===== Supplied records
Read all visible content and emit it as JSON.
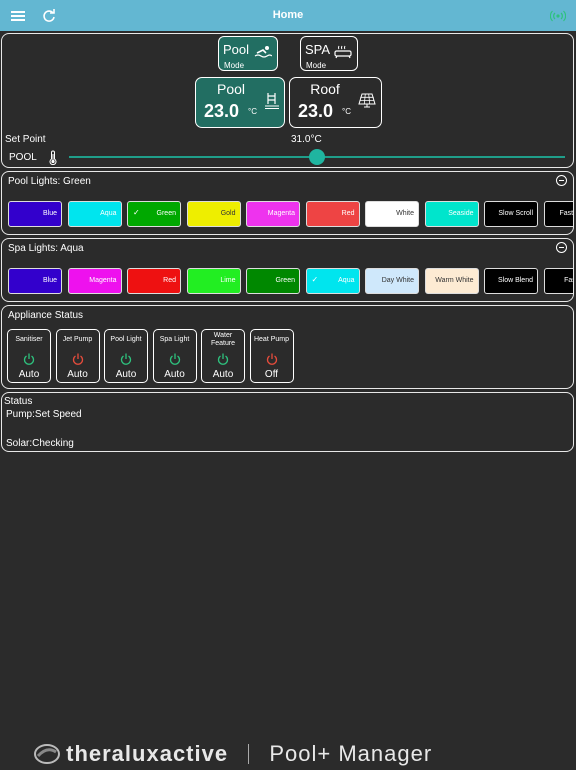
{
  "header": {
    "title": "Home",
    "menu_icon": "hamburger-icon",
    "refresh_icon": "refresh-icon",
    "signal_icon": "wireless-signal-icon",
    "signal_color": "#2ec27e"
  },
  "modes": [
    {
      "label": "Pool",
      "sub": "Mode",
      "icon": "swimmer-icon",
      "active": true
    },
    {
      "label": "SPA",
      "sub": "Mode",
      "icon": "bathtub-icon",
      "active": false
    }
  ],
  "temps": [
    {
      "name": "Pool",
      "value": "23.0",
      "unit": "°C",
      "icon": "pool-ladder-icon",
      "active": true
    },
    {
      "name": "Roof",
      "value": "23.0",
      "unit": "°C",
      "icon": "solar-panel-icon",
      "active": false
    }
  ],
  "setpoint": {
    "label": "Set Point",
    "value": "31.0°C",
    "target": "POOL",
    "icon": "thermometer-icon",
    "level": 0.5
  },
  "pool_lights": {
    "title": "Pool Lights: Green",
    "colors": [
      {
        "label": "Blue",
        "bg": "#3300cc",
        "fg": "#ffffff",
        "selected": false
      },
      {
        "label": "Aqua",
        "bg": "#00e5ee",
        "fg": "#ffffff",
        "selected": false
      },
      {
        "label": "Green",
        "bg": "#00a800",
        "fg": "#ffffff",
        "selected": true
      },
      {
        "label": "Gold",
        "bg": "#eeee00",
        "fg": "#333333",
        "selected": false
      },
      {
        "label": "Magenta",
        "bg": "#ee33ee",
        "fg": "#ffffff",
        "selected": false
      },
      {
        "label": "Red",
        "bg": "#ee4444",
        "fg": "#ffffff",
        "selected": false
      },
      {
        "label": "White",
        "bg": "#ffffff",
        "fg": "#333333",
        "selected": false
      },
      {
        "label": "Seaside",
        "bg": "#00e5cc",
        "fg": "#ffffff",
        "selected": false
      },
      {
        "label": "Slow Scroll",
        "bg": "#000000",
        "fg": "#ffffff",
        "selected": false
      },
      {
        "label": "Fast Scroll",
        "bg": "#000000",
        "fg": "#ffffff",
        "selected": false
      }
    ]
  },
  "spa_lights": {
    "title": "Spa Lights: Aqua",
    "colors": [
      {
        "label": "Blue",
        "bg": "#3300cc",
        "fg": "#ffffff",
        "selected": false
      },
      {
        "label": "Magenta",
        "bg": "#ee11ee",
        "fg": "#ffffff",
        "selected": false
      },
      {
        "label": "Red",
        "bg": "#ee1111",
        "fg": "#ffffff",
        "selected": false
      },
      {
        "label": "Lime",
        "bg": "#22ee22",
        "fg": "#ffffff",
        "selected": false
      },
      {
        "label": "Green",
        "bg": "#008800",
        "fg": "#ffffff",
        "selected": false
      },
      {
        "label": "Aqua",
        "bg": "#00e5ee",
        "fg": "#ffffff",
        "selected": true
      },
      {
        "label": "Day White",
        "bg": "#cfe8fb",
        "fg": "#333333",
        "selected": false
      },
      {
        "label": "Warm White",
        "bg": "#fdebd3",
        "fg": "#333333",
        "selected": false
      },
      {
        "label": "Slow Blend",
        "bg": "#000000",
        "fg": "#ffffff",
        "selected": false
      },
      {
        "label": "Fast Chg",
        "bg": "#000000",
        "fg": "#ffffff",
        "selected": false
      }
    ]
  },
  "appliances": {
    "title": "Appliance Status",
    "items": [
      {
        "name": "Sanitiser",
        "state": "Auto",
        "color": "#2ec27e"
      },
      {
        "name": "Jet Pump",
        "state": "Auto",
        "color": "#e74c3c"
      },
      {
        "name": "Pool Light",
        "state": "Auto",
        "color": "#2ec27e"
      },
      {
        "name": "Spa Light",
        "state": "Auto",
        "color": "#2ec27e"
      },
      {
        "name": "Water Feature",
        "state": "Auto",
        "color": "#2ec27e"
      },
      {
        "name": "Heat Pump",
        "state": "Off",
        "color": "#e74c3c"
      }
    ]
  },
  "status": {
    "title": "Status",
    "pump": "Pump:Set Speed",
    "solar": "Solar:Checking"
  },
  "footer": {
    "brand": "theraluxactive",
    "product": "Pool+ Manager"
  },
  "colors": {
    "accent": "#1f9e8a",
    "active_bg": "#226e62",
    "topbar": "#63b7d2"
  }
}
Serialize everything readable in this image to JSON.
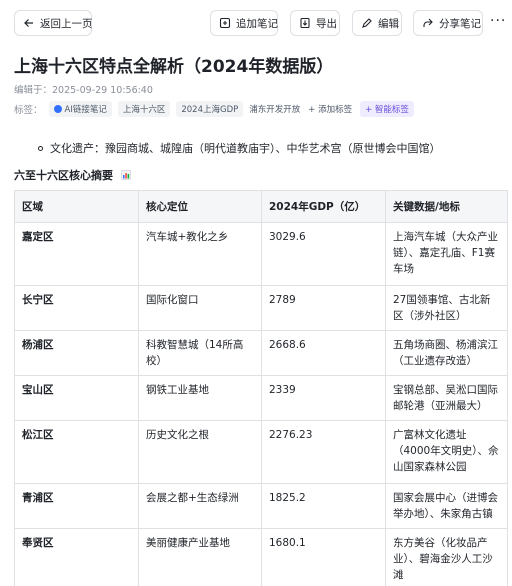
==========
Report the count of lines in the entries that contain the string "solar", and nothing besides it.

**Written answer**:
2